Omit all images, then return the remaining material exactly as it stands.

→ **Available records**
====

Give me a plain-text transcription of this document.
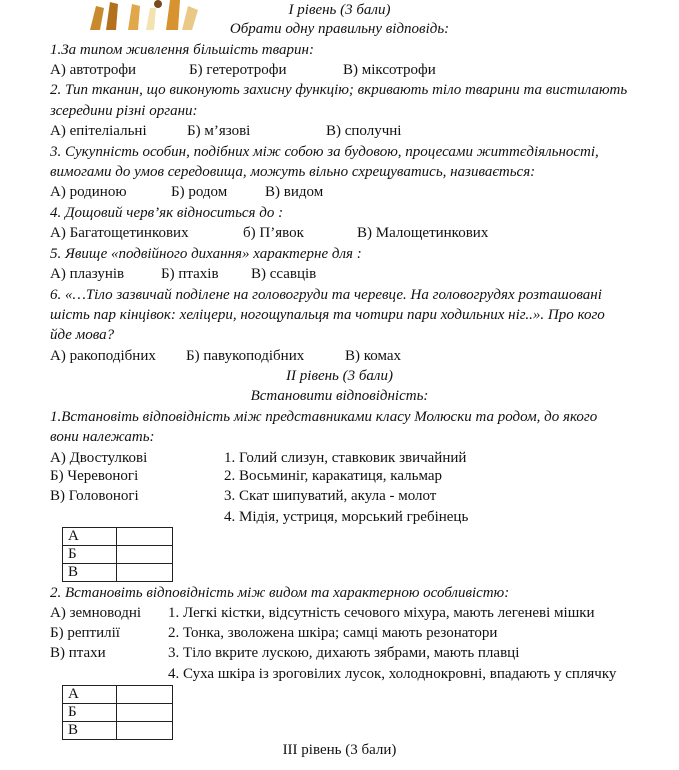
I рівень (3 бали)
Обрати одну правильну відповідь:
1.За типом живлення більшість тварин:
А) автотрофи	Б) гетеротрофи	В) міксотрофи
2. Тип тканин, що виконують захисну функцію; вкривають тіло тварини та вистилають
зсередини різні органи:
А) епітеліальні	Б) м’язові	В) сполучні
3. Сукупність особин, подібних між собою за будовою, процесами життєдіяльності,
вимогами до умов середовища, можуть вільно схрещуватись, називається:
А) родиною	Б) родом	В) видом
4. Дощовий черв’як відноситься до :
А) Багатощетинкових	б) П’явок	В) Малощетинкових
5. Явище «подвійного дихання» характерне для :
А) плазунів Б) птахів В) ссавців
6. «…Тіло зазвичай поділене на головогруди та черевце. На головогрудях розташовані
шість пар кінцівок: хеліцери, ногощупальця та чотири пари ходильних ніг..». Про кого
йде мова?
А) ракоподібних Б) павукоподібних	В) комах
II рівень (3 бали)
Встановити відповідність:
1.Встановіть відповідність між представниками класу Молюски та родом, до якого
вони належать:
А) Двостулкові
Б) Черевоногі
В) Головоногі
1. Голий слизун, ставковик звичайний
2. Восьминіг, каракатиця, кальмар
3. Скат шипуватий, акула - молот
4. Мідія, устриця, морський гребінець
А	
Б	
В	
2. Встановіть відповідність між видом та характерною особливістю:
А) земноводні
Б) рептилії
В) птахи
1. Легкі кістки, відсутність сечового міхура, мають легеневі мішки
2. Тонка, зволожена шкіра; самці мають резонатори
3. Тіло вкрите лускою, дихають зябрами, мають плавці
4. Суха шкіра із зроговілих лусок, холоднокровні, впадають у сплячку
А	
Б	
В	
ІІІ рівень (3 бали)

====

→ **Solution to the problem**
Give me a plain-text transcription of this document.
I рівень (3 бали)
Обрати одну правильну відповідь:
1.За типом живлення більшість тварин:
А) автотрофи	Б) гетеротрофи	В) міксотрофи
2. Тип тканин, що виконують захисну функцію; вкривають тіло тварини та вистилають
зсередини різні органи:
А) епітеліальні	Б) м’язові	В) сполучні
3. Сукупність особин, подібних між собою за будовою, процесами життєдіяльності,
вимогами до умов середовища, можуть вільно схрещуватись, називається:
А) родиною	Б) родом	В) видом
4. Дощовий черв’як відноситься до :
А) Багатощетинкових	б) П’явок	В) Малощетинкових
5. Явище «подвійного дихання» характерне для :
А) плазунів Б) птахів В) ссавців
6. «…Тіло зазвичай поділене на головогруди та черевце. На головогрудях розташовані
шість пар кінцівок: хеліцери, ногощупальця та чотири пари ходильних ніг..». Про кого
йде мова?
А) ракоподібних Б) павукоподібних	В) комах
II рівень (3 бали)
Встановити відповідність:
1.Встановіть відповідність між представниками класу Молюски та родом, до якого
вони належать:
А) Двостулкові
Б) Черевоногі
В) Головоногі
1. Голий слизун, ставковик звичайний
2. Восьминіг, каракатиця, кальмар
3. Скат шипуватий, акула - молот
4. Мідія, устриця, морський гребінець
А	
Б	
В	
2. Встановіть відповідність між видом та характерною особливістю:
А) земноводні
Б) рептилії
В) птахи
1. Легкі кістки, відсутність сечового міхура, мають легеневі мішки
2. Тонка, зволожена шкіра; самці мають резонатори
3. Тіло вкрите лускою, дихають зябрами, мають плавці
4. Суха шкіра із зроговілих лусок, холоднокровні, впадають у сплячку
А	
Б	
В	
ІІІ рівень (3 бали)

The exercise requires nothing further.